*What the task requires*.
Pull out every line of the listing below where "stars" appears.

*Supplied material*.
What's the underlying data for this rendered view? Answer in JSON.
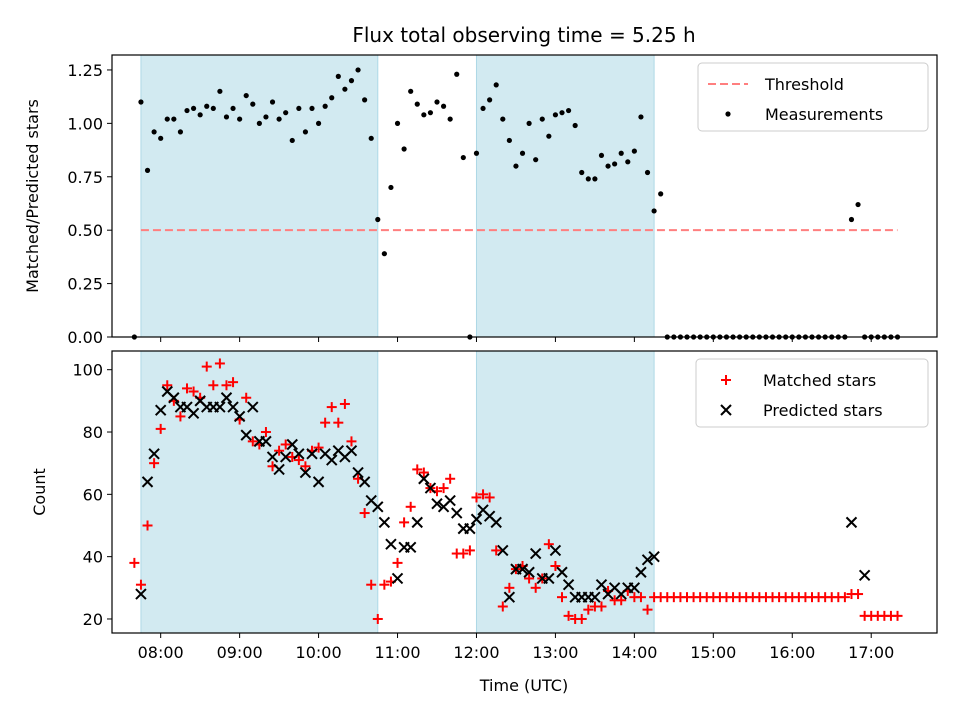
{
  "figure": {
    "title": "Flux total observing time = 5.25 h",
    "xlabel": "Time (UTC)"
  },
  "colors": {
    "shade": "#add8e6",
    "threshold": "#ff7f7f",
    "measurement": "#000000",
    "matched": "#ff0000",
    "predicted": "#000000"
  },
  "chart_data": [
    {
      "type": "scatter",
      "panel": "top",
      "ylabel": "Matched/Predicted stars",
      "xlim": [
        "07:23",
        "17:50"
      ],
      "ylim": [
        0,
        1.32
      ],
      "yticks": [
        "0.00",
        "0.25",
        "0.50",
        "0.75",
        "1.00",
        "1.25"
      ],
      "ytick_values": [
        0,
        0.25,
        0.5,
        0.75,
        1.0,
        1.25
      ],
      "shaded_intervals": [
        [
          "07:45",
          "10:45"
        ],
        [
          "12:00",
          "14:15"
        ]
      ],
      "threshold": {
        "name": "Threshold",
        "y": 0.5,
        "x_start": "07:45",
        "x_end": "17:20"
      },
      "legend": {
        "position": "top-right",
        "entries": [
          "Threshold",
          "Measurements"
        ]
      },
      "series": [
        {
          "name": "Measurements",
          "x": [
            "07:40",
            "07:45",
            "07:50",
            "07:55",
            "08:00",
            "08:05",
            "08:10",
            "08:15",
            "08:20",
            "08:25",
            "08:30",
            "08:35",
            "08:40",
            "08:45",
            "08:50",
            "08:55",
            "09:00",
            "09:05",
            "09:10",
            "09:15",
            "09:20",
            "09:25",
            "09:30",
            "09:35",
            "09:40",
            "09:45",
            "09:50",
            "09:55",
            "10:00",
            "10:05",
            "10:10",
            "10:15",
            "10:20",
            "10:25",
            "10:30",
            "10:35",
            "10:40",
            "10:45",
            "10:50",
            "10:55",
            "11:00",
            "11:05",
            "11:10",
            "11:15",
            "11:20",
            "11:25",
            "11:30",
            "11:35",
            "11:40",
            "11:45",
            "11:50",
            "11:55",
            "12:00",
            "12:05",
            "12:10",
            "12:15",
            "12:20",
            "12:25",
            "12:30",
            "12:35",
            "12:40",
            "12:45",
            "12:50",
            "12:55",
            "13:00",
            "13:05",
            "13:10",
            "13:15",
            "13:20",
            "13:25",
            "13:30",
            "13:35",
            "13:40",
            "13:45",
            "13:50",
            "13:55",
            "14:00",
            "14:05",
            "14:10",
            "14:15",
            "14:20",
            "14:25",
            "14:30",
            "14:35",
            "14:40",
            "14:45",
            "14:50",
            "14:55",
            "15:00",
            "15:05",
            "15:10",
            "15:15",
            "15:20",
            "15:25",
            "15:30",
            "15:35",
            "15:40",
            "15:45",
            "15:50",
            "15:55",
            "16:00",
            "16:05",
            "16:10",
            "16:15",
            "16:20",
            "16:25",
            "16:30",
            "16:35",
            "16:40",
            "16:45",
            "16:50",
            "16:55",
            "17:00",
            "17:05",
            "17:10",
            "17:15",
            "17:20"
          ],
          "y": [
            0.0,
            1.1,
            0.78,
            0.96,
            0.93,
            1.02,
            1.02,
            0.96,
            1.06,
            1.07,
            1.04,
            1.08,
            1.07,
            1.15,
            1.03,
            1.07,
            1.02,
            1.13,
            1.09,
            1.0,
            1.03,
            1.1,
            1.02,
            1.05,
            0.92,
            1.07,
            0.96,
            1.07,
            1.0,
            1.08,
            1.12,
            1.22,
            1.16,
            1.2,
            1.25,
            1.11,
            0.93,
            0.55,
            0.39,
            0.7,
            1.0,
            0.88,
            1.15,
            1.09,
            1.04,
            1.05,
            1.1,
            1.08,
            1.02,
            1.23,
            0.84,
            0.0,
            0.86,
            1.07,
            1.11,
            1.18,
            1.02,
            0.92,
            0.8,
            0.86,
            1.0,
            0.83,
            1.02,
            0.94,
            1.04,
            1.05,
            1.06,
            0.99,
            0.77,
            0.74,
            0.74,
            0.85,
            0.8,
            0.81,
            0.86,
            0.82,
            0.87,
            1.03,
            0.77,
            0.59,
            0.67,
            0.0,
            0.0,
            0.0,
            0.0,
            0.0,
            0.0,
            0.0,
            0.0,
            0.0,
            0.0,
            0.0,
            0.0,
            0.0,
            0.0,
            0.0,
            0.0,
            0.0,
            0.0,
            0.0,
            0.0,
            0.0,
            0.0,
            0.0,
            0.0,
            0.0,
            0.0,
            0.0,
            0.0,
            0.55,
            0.62,
            0.0,
            0.0,
            0.0,
            0.0,
            0.0,
            0.0
          ]
        }
      ]
    },
    {
      "type": "scatter",
      "panel": "bottom",
      "ylabel": "Count",
      "xlim": [
        "07:23",
        "17:50"
      ],
      "ylim": [
        15.5,
        106
      ],
      "yticks": [
        "20",
        "40",
        "60",
        "80",
        "100"
      ],
      "ytick_values": [
        20,
        40,
        60,
        80,
        100
      ],
      "xticks": [
        "08:00",
        "09:00",
        "10:00",
        "11:00",
        "12:00",
        "13:00",
        "14:00",
        "15:00",
        "16:00",
        "17:00"
      ],
      "shaded_intervals": [
        [
          "07:45",
          "10:45"
        ],
        [
          "12:00",
          "14:15"
        ]
      ],
      "legend": {
        "position": "top-right",
        "entries": [
          "Matched stars",
          "Predicted stars"
        ]
      },
      "series": [
        {
          "name": "Matched stars",
          "x": [
            "07:40",
            "07:45",
            "07:50",
            "07:55",
            "08:00",
            "08:05",
            "08:10",
            "08:15",
            "08:20",
            "08:25",
            "08:30",
            "08:35",
            "08:40",
            "08:45",
            "08:50",
            "08:55",
            "09:00",
            "09:05",
            "09:10",
            "09:15",
            "09:20",
            "09:25",
            "09:30",
            "09:35",
            "09:40",
            "09:45",
            "09:50",
            "09:55",
            "10:00",
            "10:05",
            "10:10",
            "10:15",
            "10:20",
            "10:25",
            "10:30",
            "10:35",
            "10:40",
            "10:45",
            "10:50",
            "10:55",
            "11:00",
            "11:05",
            "11:10",
            "11:15",
            "11:20",
            "11:25",
            "11:30",
            "11:35",
            "11:40",
            "11:45",
            "11:50",
            "11:55",
            "12:00",
            "12:05",
            "12:10",
            "12:15",
            "12:20",
            "12:25",
            "12:30",
            "12:35",
            "12:40",
            "12:45",
            "12:50",
            "12:55",
            "13:00",
            "13:05",
            "13:10",
            "13:15",
            "13:20",
            "13:25",
            "13:30",
            "13:35",
            "13:40",
            "13:45",
            "13:50",
            "13:55",
            "14:00",
            "14:05",
            "14:10",
            "14:15",
            "14:20",
            "14:25",
            "14:30",
            "14:35",
            "14:40",
            "14:45",
            "14:50",
            "14:55",
            "15:00",
            "15:05",
            "15:10",
            "15:15",
            "15:20",
            "15:25",
            "15:30",
            "15:35",
            "15:40",
            "15:45",
            "15:50",
            "15:55",
            "16:00",
            "16:05",
            "16:10",
            "16:15",
            "16:20",
            "16:25",
            "16:30",
            "16:35",
            "16:40",
            "16:45",
            "16:50",
            "16:55",
            "17:00",
            "17:05",
            "17:10",
            "17:15",
            "17:20"
          ],
          "y": [
            38,
            31,
            50,
            70,
            81,
            95,
            90,
            85,
            94,
            93,
            91,
            101,
            95,
            102,
            95,
            96,
            84,
            91,
            77,
            76,
            80,
            69,
            74,
            76,
            72,
            71,
            69,
            74,
            75,
            83,
            88,
            83,
            89,
            77,
            65,
            54,
            31,
            20,
            31,
            32,
            38,
            51,
            56,
            68,
            67,
            62,
            61,
            62,
            65,
            41,
            41,
            42,
            59,
            60,
            59,
            42,
            24,
            30,
            36,
            37,
            33,
            30,
            33,
            44,
            37,
            27,
            21,
            20,
            20,
            23,
            24,
            24,
            29,
            26,
            26,
            29,
            27,
            27,
            23,
            27,
            27,
            27,
            27,
            27,
            27,
            27,
            27,
            27,
            27,
            27,
            27,
            27,
            27,
            27,
            27,
            27,
            27,
            27,
            27,
            27,
            27,
            27,
            27,
            27,
            27,
            27,
            27,
            27,
            27,
            28,
            28,
            21,
            21,
            21,
            21,
            21,
            21
          ]
        },
        {
          "name": "Predicted stars",
          "x": [
            "07:45",
            "07:50",
            "07:55",
            "08:00",
            "08:05",
            "08:10",
            "08:15",
            "08:20",
            "08:25",
            "08:30",
            "08:35",
            "08:40",
            "08:45",
            "08:50",
            "08:55",
            "09:00",
            "09:05",
            "09:10",
            "09:15",
            "09:20",
            "09:25",
            "09:30",
            "09:35",
            "09:40",
            "09:45",
            "09:50",
            "09:55",
            "10:00",
            "10:05",
            "10:10",
            "10:15",
            "10:20",
            "10:25",
            "10:30",
            "10:35",
            "10:40",
            "10:45",
            "10:50",
            "10:55",
            "11:00",
            "11:05",
            "11:10",
            "11:15",
            "11:20",
            "11:25",
            "11:30",
            "11:35",
            "11:40",
            "11:45",
            "11:50",
            "11:55",
            "12:00",
            "12:05",
            "12:10",
            "12:15",
            "12:20",
            "12:25",
            "12:30",
            "12:35",
            "12:40",
            "12:45",
            "12:50",
            "12:55",
            "13:00",
            "13:05",
            "13:10",
            "13:15",
            "13:20",
            "13:25",
            "13:30",
            "13:35",
            "13:40",
            "13:45",
            "13:50",
            "13:55",
            "14:00",
            "14:05",
            "14:10",
            "14:15",
            "16:45",
            "16:55"
          ],
          "y": [
            28,
            64,
            73,
            87,
            93,
            91,
            88,
            88,
            86,
            90,
            88,
            88,
            88,
            91,
            88,
            85,
            79,
            88,
            77,
            77,
            72,
            68,
            72,
            76,
            73,
            67,
            73,
            64,
            73,
            71,
            74,
            72,
            74,
            67,
            64,
            58,
            56,
            51,
            44,
            33,
            43,
            43,
            51,
            65,
            62,
            57,
            56,
            58,
            54,
            49,
            49,
            52,
            55,
            53,
            51,
            42,
            27,
            36,
            36,
            35,
            41,
            33,
            33,
            42,
            35,
            31,
            27,
            27,
            27,
            27,
            31,
            28,
            30,
            28,
            30,
            30,
            35,
            39,
            40,
            51,
            34
          ]
        }
      ]
    }
  ]
}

*Task response*.
      "ylabel": "Matched/Predicted stars",
          "Matched stars",
          "Predicted stars"
          "name": "Matched stars",
          "name": "Predicted stars",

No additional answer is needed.